[Dataset listings of figures]

— BEGIN —

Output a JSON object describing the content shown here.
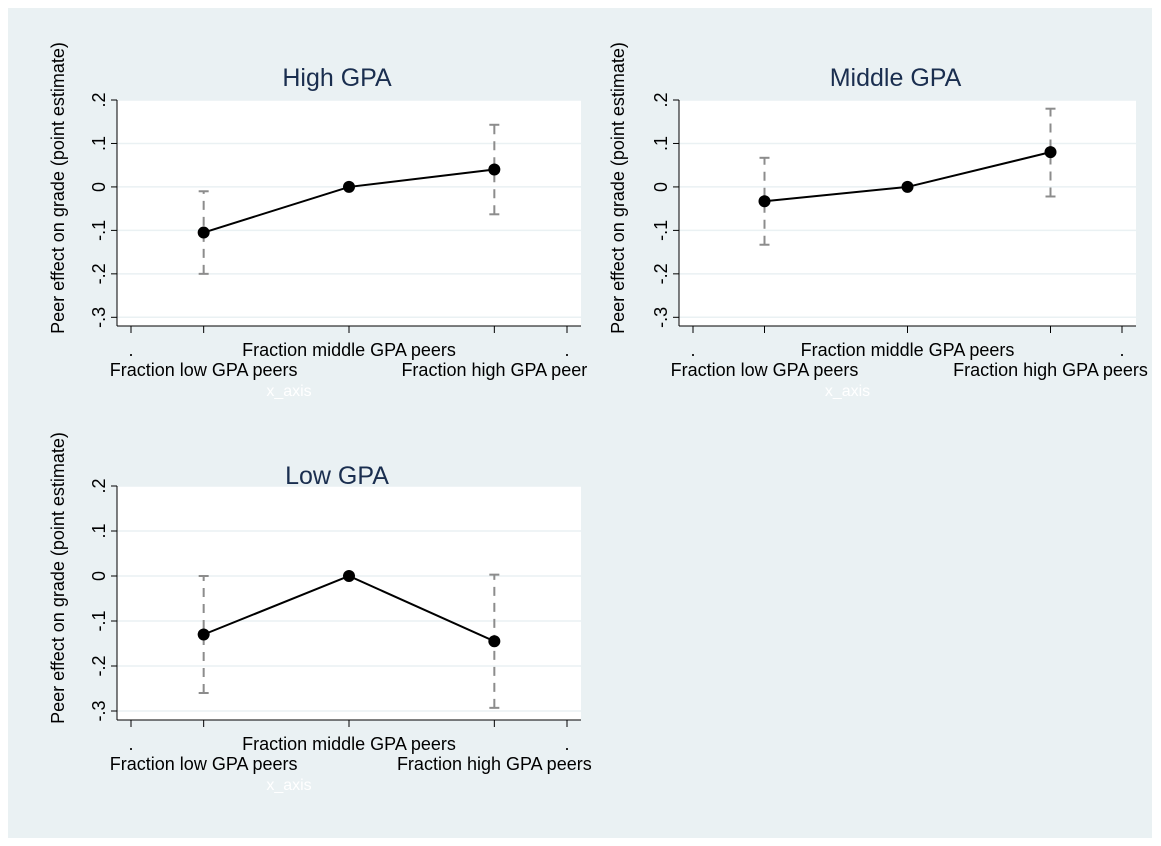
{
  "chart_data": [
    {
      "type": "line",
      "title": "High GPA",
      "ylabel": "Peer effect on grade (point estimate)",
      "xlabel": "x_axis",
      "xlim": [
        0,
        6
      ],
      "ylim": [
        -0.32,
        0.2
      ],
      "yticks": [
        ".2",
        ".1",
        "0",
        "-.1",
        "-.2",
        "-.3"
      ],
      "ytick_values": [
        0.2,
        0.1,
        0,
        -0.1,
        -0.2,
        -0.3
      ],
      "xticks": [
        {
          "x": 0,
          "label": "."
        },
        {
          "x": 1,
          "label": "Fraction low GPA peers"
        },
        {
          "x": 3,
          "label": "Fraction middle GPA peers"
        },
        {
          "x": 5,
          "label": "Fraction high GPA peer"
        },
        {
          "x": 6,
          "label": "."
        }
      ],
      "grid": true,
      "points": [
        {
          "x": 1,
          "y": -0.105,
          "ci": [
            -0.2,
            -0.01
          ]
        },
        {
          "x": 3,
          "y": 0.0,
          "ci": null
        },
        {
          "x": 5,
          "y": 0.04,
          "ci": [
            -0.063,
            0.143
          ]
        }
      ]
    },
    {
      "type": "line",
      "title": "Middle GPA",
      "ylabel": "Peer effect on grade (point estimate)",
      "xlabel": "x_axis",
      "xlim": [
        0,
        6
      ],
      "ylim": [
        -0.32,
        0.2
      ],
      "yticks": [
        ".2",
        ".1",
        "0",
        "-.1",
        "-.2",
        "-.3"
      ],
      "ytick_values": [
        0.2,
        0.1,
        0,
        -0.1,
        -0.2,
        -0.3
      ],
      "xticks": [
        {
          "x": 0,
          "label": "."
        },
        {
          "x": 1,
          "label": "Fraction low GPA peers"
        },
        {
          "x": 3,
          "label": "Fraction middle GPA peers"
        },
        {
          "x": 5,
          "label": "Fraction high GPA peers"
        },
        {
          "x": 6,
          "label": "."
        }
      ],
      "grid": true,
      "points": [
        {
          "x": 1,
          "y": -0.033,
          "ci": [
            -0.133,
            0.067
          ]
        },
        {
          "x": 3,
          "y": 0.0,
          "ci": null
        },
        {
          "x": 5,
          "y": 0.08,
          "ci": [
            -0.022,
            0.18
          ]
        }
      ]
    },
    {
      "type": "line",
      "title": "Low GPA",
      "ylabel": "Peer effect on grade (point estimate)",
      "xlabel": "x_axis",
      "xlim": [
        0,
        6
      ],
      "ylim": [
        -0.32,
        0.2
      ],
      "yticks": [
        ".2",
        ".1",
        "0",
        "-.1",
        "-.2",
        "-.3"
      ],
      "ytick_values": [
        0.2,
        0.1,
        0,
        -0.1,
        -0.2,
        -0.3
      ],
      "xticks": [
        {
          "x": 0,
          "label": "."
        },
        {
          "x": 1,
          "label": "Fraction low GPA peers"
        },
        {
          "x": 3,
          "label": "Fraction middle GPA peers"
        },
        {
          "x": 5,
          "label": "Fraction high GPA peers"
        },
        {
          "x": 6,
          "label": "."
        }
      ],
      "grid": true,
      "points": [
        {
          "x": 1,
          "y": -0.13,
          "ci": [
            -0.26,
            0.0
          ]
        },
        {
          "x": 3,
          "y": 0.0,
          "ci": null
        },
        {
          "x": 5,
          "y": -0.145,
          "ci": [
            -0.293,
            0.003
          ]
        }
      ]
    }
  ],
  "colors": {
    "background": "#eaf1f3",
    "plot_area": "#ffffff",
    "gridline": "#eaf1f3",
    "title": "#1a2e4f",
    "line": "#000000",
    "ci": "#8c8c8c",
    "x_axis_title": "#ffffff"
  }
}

— END —
— BEGIN —

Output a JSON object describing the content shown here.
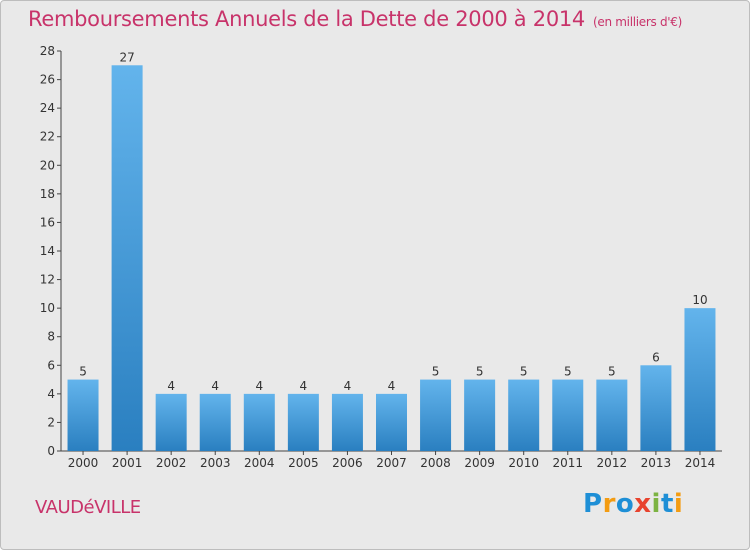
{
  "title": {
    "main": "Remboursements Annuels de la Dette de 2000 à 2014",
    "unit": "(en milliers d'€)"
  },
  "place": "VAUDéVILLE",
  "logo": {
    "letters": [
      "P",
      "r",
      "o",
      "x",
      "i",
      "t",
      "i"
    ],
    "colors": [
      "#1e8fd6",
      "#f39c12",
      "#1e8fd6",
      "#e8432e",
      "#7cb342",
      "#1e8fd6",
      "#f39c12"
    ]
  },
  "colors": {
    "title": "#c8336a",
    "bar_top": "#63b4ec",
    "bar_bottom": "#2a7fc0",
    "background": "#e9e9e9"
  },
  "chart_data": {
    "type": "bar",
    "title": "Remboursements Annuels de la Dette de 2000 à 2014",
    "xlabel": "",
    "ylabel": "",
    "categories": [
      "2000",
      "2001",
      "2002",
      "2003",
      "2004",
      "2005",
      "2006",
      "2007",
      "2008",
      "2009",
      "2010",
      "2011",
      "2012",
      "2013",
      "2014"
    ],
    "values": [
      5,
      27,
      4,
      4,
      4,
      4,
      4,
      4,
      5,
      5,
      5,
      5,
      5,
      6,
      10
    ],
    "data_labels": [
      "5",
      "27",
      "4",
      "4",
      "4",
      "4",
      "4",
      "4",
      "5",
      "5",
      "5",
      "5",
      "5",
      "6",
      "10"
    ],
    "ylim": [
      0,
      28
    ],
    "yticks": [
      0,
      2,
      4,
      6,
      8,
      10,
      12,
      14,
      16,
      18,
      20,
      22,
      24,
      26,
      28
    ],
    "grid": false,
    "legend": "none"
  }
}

— END —
— BEGIN —

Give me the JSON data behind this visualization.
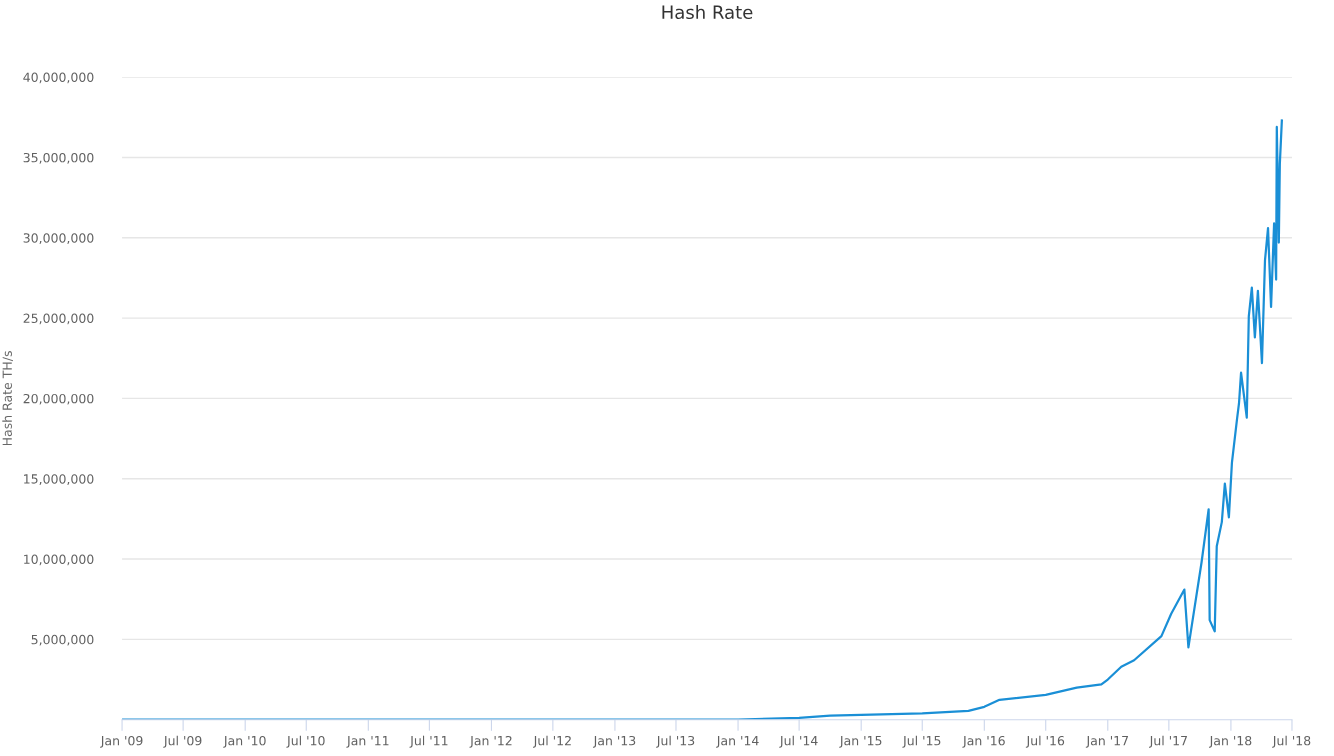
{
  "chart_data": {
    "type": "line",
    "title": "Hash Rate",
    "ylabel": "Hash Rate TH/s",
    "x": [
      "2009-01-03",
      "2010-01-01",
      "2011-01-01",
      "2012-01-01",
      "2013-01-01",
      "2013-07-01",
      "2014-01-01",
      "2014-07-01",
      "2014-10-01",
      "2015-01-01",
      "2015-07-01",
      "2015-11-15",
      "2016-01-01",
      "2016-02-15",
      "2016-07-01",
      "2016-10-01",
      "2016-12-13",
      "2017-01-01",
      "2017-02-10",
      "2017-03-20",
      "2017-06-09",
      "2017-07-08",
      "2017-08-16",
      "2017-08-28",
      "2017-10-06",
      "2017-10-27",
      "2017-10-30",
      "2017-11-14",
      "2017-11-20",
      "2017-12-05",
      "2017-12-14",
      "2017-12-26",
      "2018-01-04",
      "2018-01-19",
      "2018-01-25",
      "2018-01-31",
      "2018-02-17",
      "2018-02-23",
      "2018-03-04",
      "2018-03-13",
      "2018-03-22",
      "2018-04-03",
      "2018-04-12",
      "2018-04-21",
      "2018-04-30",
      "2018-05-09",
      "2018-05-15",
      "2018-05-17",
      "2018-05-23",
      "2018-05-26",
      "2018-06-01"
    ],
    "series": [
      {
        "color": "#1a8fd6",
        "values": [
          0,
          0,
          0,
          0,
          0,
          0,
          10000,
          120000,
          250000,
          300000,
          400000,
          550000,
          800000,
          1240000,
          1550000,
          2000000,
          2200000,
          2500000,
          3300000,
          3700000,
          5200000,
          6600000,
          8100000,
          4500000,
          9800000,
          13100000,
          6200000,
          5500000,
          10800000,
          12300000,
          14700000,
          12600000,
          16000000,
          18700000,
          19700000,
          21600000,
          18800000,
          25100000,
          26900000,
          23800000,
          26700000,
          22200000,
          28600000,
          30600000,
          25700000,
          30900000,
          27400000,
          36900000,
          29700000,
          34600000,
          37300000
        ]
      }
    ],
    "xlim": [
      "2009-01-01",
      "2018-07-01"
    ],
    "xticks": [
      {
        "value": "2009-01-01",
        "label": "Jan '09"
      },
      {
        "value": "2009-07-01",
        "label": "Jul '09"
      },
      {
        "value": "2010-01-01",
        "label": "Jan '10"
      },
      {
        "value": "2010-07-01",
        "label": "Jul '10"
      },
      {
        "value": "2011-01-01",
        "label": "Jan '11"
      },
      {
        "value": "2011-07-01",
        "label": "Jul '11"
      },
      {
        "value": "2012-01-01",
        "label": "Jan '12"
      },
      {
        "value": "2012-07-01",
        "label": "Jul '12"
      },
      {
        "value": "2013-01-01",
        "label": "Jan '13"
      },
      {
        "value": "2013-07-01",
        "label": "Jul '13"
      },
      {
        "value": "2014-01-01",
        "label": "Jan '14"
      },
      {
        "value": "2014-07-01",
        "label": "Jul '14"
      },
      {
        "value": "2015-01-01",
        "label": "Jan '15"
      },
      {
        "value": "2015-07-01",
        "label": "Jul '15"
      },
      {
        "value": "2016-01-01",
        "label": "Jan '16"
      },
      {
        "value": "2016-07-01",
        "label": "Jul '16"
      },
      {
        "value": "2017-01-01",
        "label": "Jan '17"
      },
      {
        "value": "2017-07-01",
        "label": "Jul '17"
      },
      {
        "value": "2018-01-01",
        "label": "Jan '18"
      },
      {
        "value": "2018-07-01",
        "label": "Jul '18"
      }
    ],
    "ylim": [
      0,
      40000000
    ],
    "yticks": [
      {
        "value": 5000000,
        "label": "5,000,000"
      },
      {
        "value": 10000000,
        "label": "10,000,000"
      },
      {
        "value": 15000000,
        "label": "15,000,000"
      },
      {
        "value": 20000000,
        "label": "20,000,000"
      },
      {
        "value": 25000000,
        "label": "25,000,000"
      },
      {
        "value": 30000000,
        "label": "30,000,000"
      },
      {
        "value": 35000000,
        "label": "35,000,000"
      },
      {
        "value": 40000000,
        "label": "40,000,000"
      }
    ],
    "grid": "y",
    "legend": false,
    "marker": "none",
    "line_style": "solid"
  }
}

— END —

[Stated exercise]
From the entries above, return each line with the word "Dette" in it.

[Problem solution]
    "main": "Remboursements Annuels de la Dette de 2000 à 2014",
    "title": "Remboursements Annuels de la Dette de 2000 à 2014",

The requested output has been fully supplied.